OBJECTIVE –
Don't copy the pictures; return every other part of the records exactly.

RECORD EXCERPTS –
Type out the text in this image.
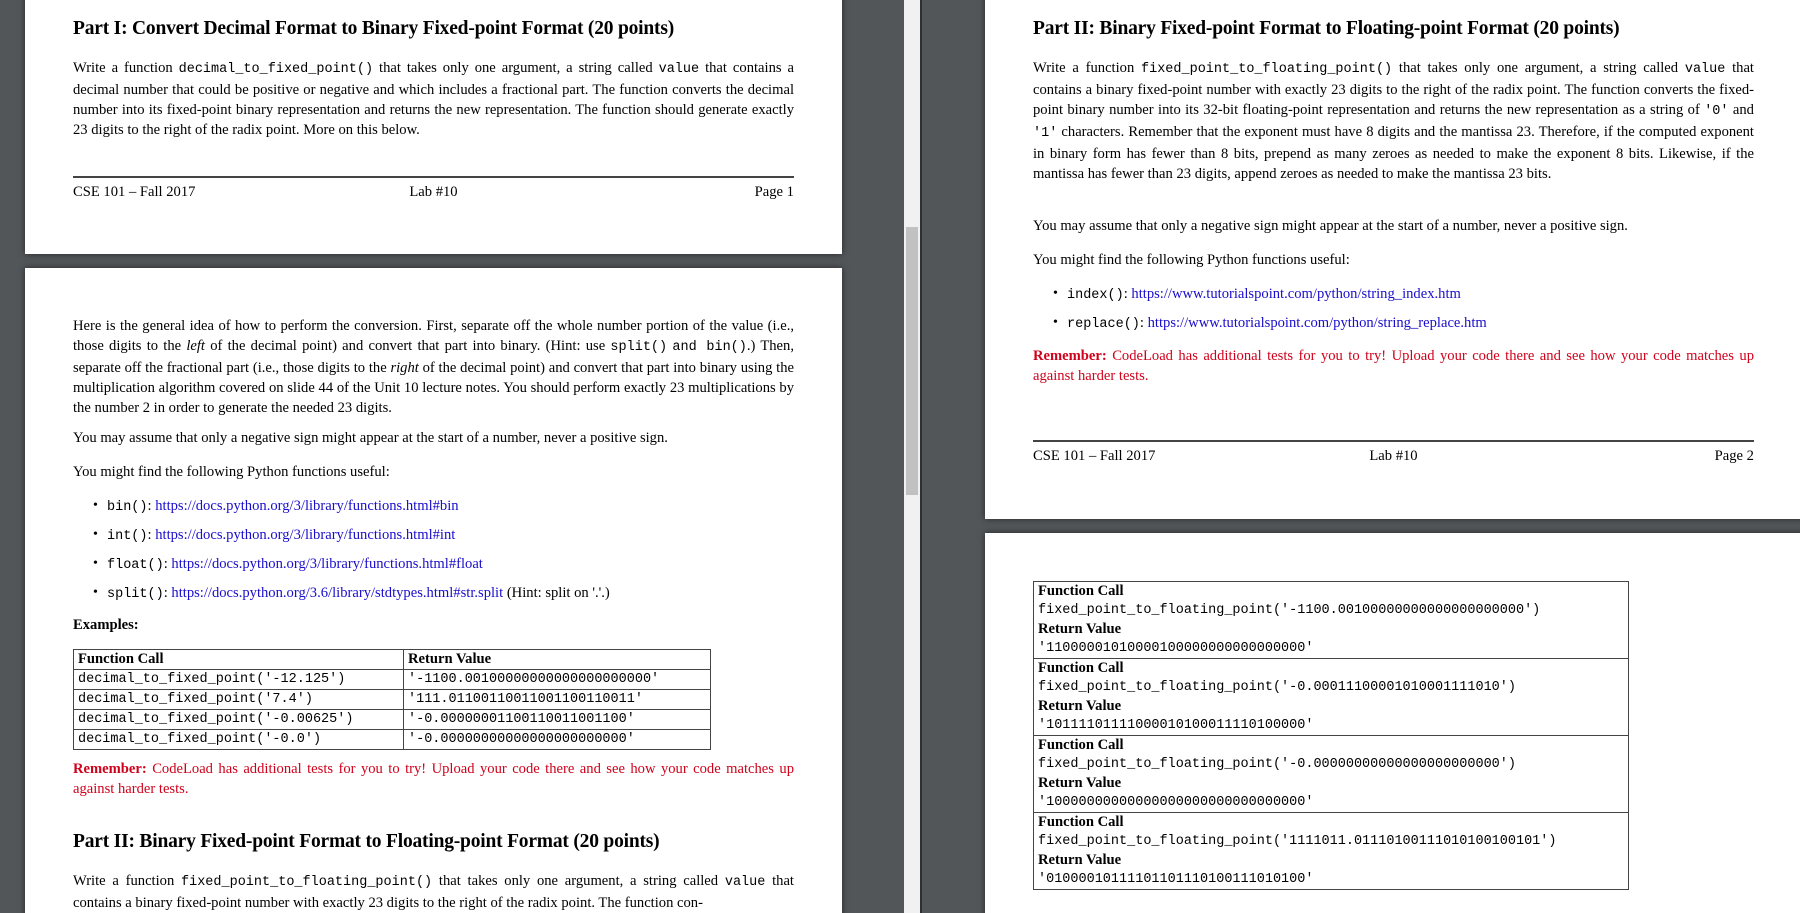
Part I: Convert Decimal Format to Binary Fixed-point Format (20 points)

Write a function decimal_to_fixed_point() that takes only one argument, a string called value that contains a decimal number that could be positive or negative and which includes a fractional part. The function converts the decimal number into its fixed-point binary representation and returns the new representation. The function should generate exactly 23 digits to the right of the radix point. More on this below.

CSE 101 – Fall 2017	Lab #10	Page 1

Here is the general idea of how to perform the conversion. First, separate off the whole number portion of the value (i.e., those digits to the left of the decimal point) and convert that part into binary. (Hint: use split() and bin().) Then, separate off the fractional part (i.e., those digits to the right of the decimal point) and convert that part into binary using the multiplication algorithm covered on slide 44 of the Unit 10 lecture notes. You should perform exactly 23 multiplications by the number 2 in order to generate the needed 23 digits.

You may assume that only a negative sign might appear at the start of a number, never a positive sign.

You might find the following Python functions useful:

• bin(): https://docs.python.org/3/library/functions.html#bin
• int(): https://docs.python.org/3/library/functions.html#int
• float(): https://docs.python.org/3/library/functions.html#float
• split(): https://docs.python.org/3.6/library/stdtypes.html#str.split (Hint: split on '.'.)

Examples:

Function Call	Return Value
decimal_to_fixed_point('-12.125')	'-1100.00100000000000000000000'
decimal_to_fixed_point('7.4')	'111.01100110011001100110011'
decimal_to_fixed_point('-0.00625')	'-0.00000001100110011001100'
decimal_to_fixed_point('-0.0')	'-0.00000000000000000000000'

Remember: CodeLoad has additional tests for you to try! Upload your code there and see how your code matches up against harder tests.

Part II: Binary Fixed-point Format to Floating-point Format (20 points)

Write a function fixed_point_to_floating_point() that takes only one argument, a string called value that contains a binary fixed-point number with exactly 23 digits to the right of the radix point. The function con-

Part II: Binary Fixed-point Format to Floating-point Format (20 points)

Write a function fixed_point_to_floating_point() that takes only one argument, a string called value that contains a binary fixed-point number with exactly 23 digits to the right of the radix point. The function converts the fixed-point binary number into its 32-bit floating-point representation and returns the new representation as a string of '0' and '1' characters. Remember that the exponent must have 8 digits and the mantissa 23. Therefore, if the computed exponent in binary form has fewer than 8 bits, prepend as many zeroes as needed to make the exponent 8 bits. Likewise, if the mantissa has fewer than 23 digits, append zeroes as needed to make the mantissa 23 bits.

You may assume that only a negative sign might appear at the start of a number, never a positive sign.

You might find the following Python functions useful:

• index(): https://www.tutorialspoint.com/python/string_index.htm
• replace(): https://www.tutorialspoint.com/python/string_replace.htm

Remember: CodeLoad has additional tests for you to try! Upload your code there and see how your code matches up against harder tests.

CSE 101 – Fall 2017	Lab #10	Page 2
Function Call
fixed_point_to_floating_point('-1100.00100000000000000000000')
Return Value
'11000001010000100000000000000000'
Function Call
fixed_point_to_floating_point('-0.00011100001010001111010')
Return Value
'10111101111000010100011110100000'
Function Call
fixed_point_to_floating_point('-0.00000000000000000000000')
Return Value
'10000000000000000000000000000000'
Function Call
fixed_point_to_floating_point('1111011.01110100111010100100101')
Return Value
'01000010111101101110100111010100'
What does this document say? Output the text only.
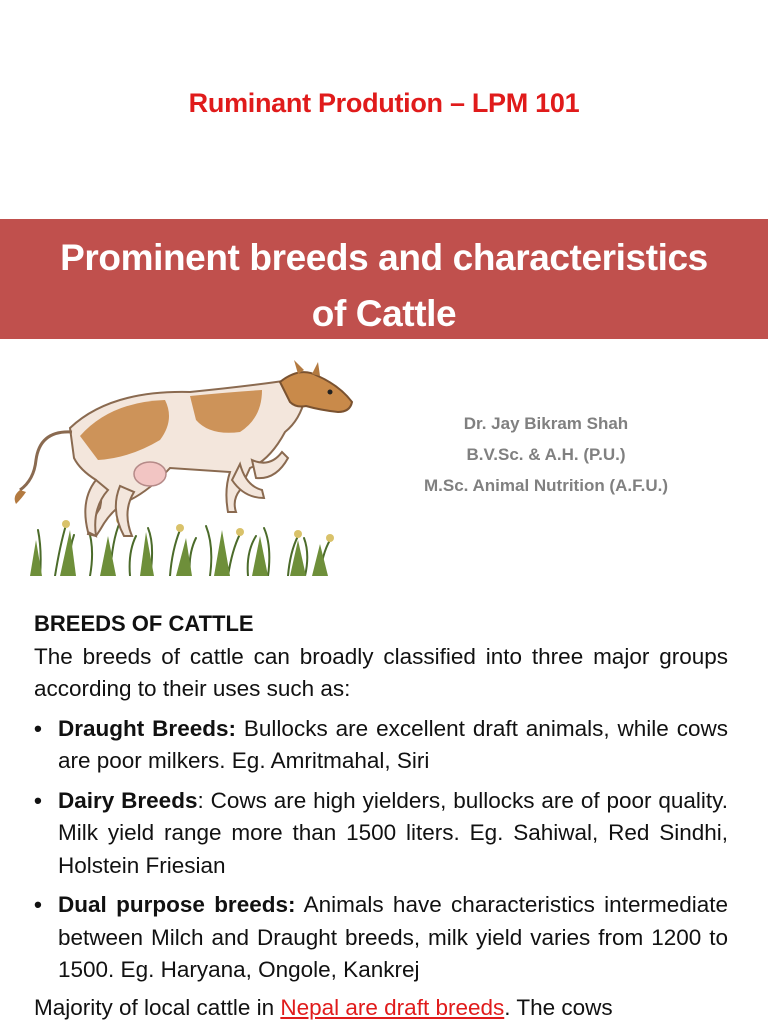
Ruminant Prodution – LPM 101
Prominent breeds and characteristics
of Cattle
Dr. Jay Bikram Shah
B.V.Sc. & A.H. (P.U.)
M.Sc. Animal Nutrition (A.F.U.)
BREEDS OF CATTLE

The breeds of cattle can broadly classified into three major groups according to their uses such as:

• Draught Breeds: Bullocks are excellent draft animals, while cows are poor milkers. Eg. Amritmahal, Siri
• Dairy Breeds: Cows are high yielders, bullocks are of poor quality. Milk yield range more than 1500 liters. Eg. Sahiwal, Red Sindhi, Holstein Friesian
• Dual purpose breeds: Animals have characteristics intermediate between Milch and Draught breeds, milk yield varies from 1200 to 1500. Eg. Haryana, Ongole, Kankrej

Majority of local cattle in Nepal are draft breeds. The cows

RESPONSE TO THIS EXERCISE –
Type out the text in this image.
Part I: Convert Decimal Format to Binary Fixed-point Format (20 points)

Write a function decimal_to_fixed_point() that takes only one argument, a string called value that contains a decimal number that could be positive or negative and which includes a fractional part. The function converts the decimal number into its fixed-point binary representation and returns the new representation. The function should generate exactly 23 digits to the right of the radix point. More on this below.

CSE 101 – Fall 2017	Lab #10	Page 1

Here is the general idea of how to perform the conversion. First, separate off the whole number portion of the value (i.e., those digits to the left of the decimal point) and convert that part into binary. (Hint: use split() and bin().) Then, separate off the fractional part (i.e., those digits to the right of the decimal point) and convert that part into binary using the multiplication algorithm covered on slide 44 of the Unit 10 lecture notes. You should perform exactly 23 multiplications by the number 2 in order to generate the needed 23 digits.

You may assume that only a negative sign might appear at the start of a number, never a positive sign.

You might find the following Python functions useful:

• bin(): https://docs.python.org/3/library/functions.html#bin
• int(): https://docs.python.org/3/library/functions.html#int
• float(): https://docs.python.org/3/library/functions.html#float
• split(): https://docs.python.org/3.6/library/stdtypes.html#str.split (Hint: split on '.'.)

Examples:

Function Call	Return Value
decimal_to_fixed_point('-12.125')	'-1100.00100000000000000000000'
decimal_to_fixed_point('7.4')	'111.01100110011001100110011'
decimal_to_fixed_point('-0.00625')	'-0.00000001100110011001100'
decimal_to_fixed_point('-0.0')	'-0.00000000000000000000000'

Remember: CodeLoad has additional tests for you to try! Upload your code there and see how your code matches up against harder tests.

Part II: Binary Fixed-point Format to Floating-point Format (20 points)

Write a function fixed_point_to_floating_point() that takes only one argument, a string called value that contains a binary fixed-point number with exactly 23 digits to the right of the radix point. The function con-

Part II: Binary Fixed-point Format to Floating-point Format (20 points)

Write a function fixed_point_to_floating_point() that takes only one argument, a string called value that contains a binary fixed-point number with exactly 23 digits to the right of the radix point. The function converts the fixed-point binary number into its 32-bit floating-point representation and returns the new representation as a string of '0' and '1' characters. Remember that the exponent must have 8 digits and the mantissa 23. Therefore, if the computed exponent in binary form has fewer than 8 bits, prepend as many zeroes as needed to make the exponent 8 bits. Likewise, if the mantissa has fewer than 23 digits, append zeroes as needed to make the mantissa 23 bits.

You may assume that only a negative sign might appear at the start of a number, never a positive sign.

You might find the following Python functions useful:

• index(): https://www.tutorialspoint.com/python/string_index.htm
• replace(): https://www.tutorialspoint.com/python/string_replace.htm

Remember: CodeLoad has additional tests for you to try! Upload your code there and see how your code matches up against harder tests.

CSE 101 – Fall 2017	Lab #10	Page 2
Function Call
fixed_point_to_floating_point('-1100.00100000000000000000000')
Return Value
'11000001010000100000000000000000'
Function Call
fixed_point_to_floating_point('-0.00011100001010001111010')
Return Value
'10111101111000010100011110100000'
Function Call
fixed_point_to_floating_point('-0.00000000000000000000000')
Return Value
'10000000000000000000000000000000'
Function Call
fixed_point_to_floating_point('1111011.01110100111010100100101')
Return Value
'01000010111101101110100111010100'
What does this document say? Output the text only.
Ruminant Prodution – LPM 101
Prominent breeds and characteristics
of Cattle
Dr. Jay Bikram Shah
B.V.Sc. & A.H. (P.U.)
M.Sc. Animal Nutrition (A.F.U.)
BREEDS OF CATTLE

The breeds of cattle can broadly classified into three major groups according to their uses such as:

• Draught Breeds: Bullocks are excellent draft animals, while cows are poor milkers. Eg. Amritmahal, Siri
• Dairy Breeds: Cows are high yielders, bullocks are of poor quality. Milk yield range more than 1500 liters. Eg. Sahiwal, Red Sindhi, Holstein Friesian
• Dual purpose breeds: Animals have characteristics intermediate between Milch and Draught breeds, milk yield varies from 1200 to 1500. Eg. Haryana, Ongole, Kankrej

Majority of local cattle in Nepal are draft breeds. The cows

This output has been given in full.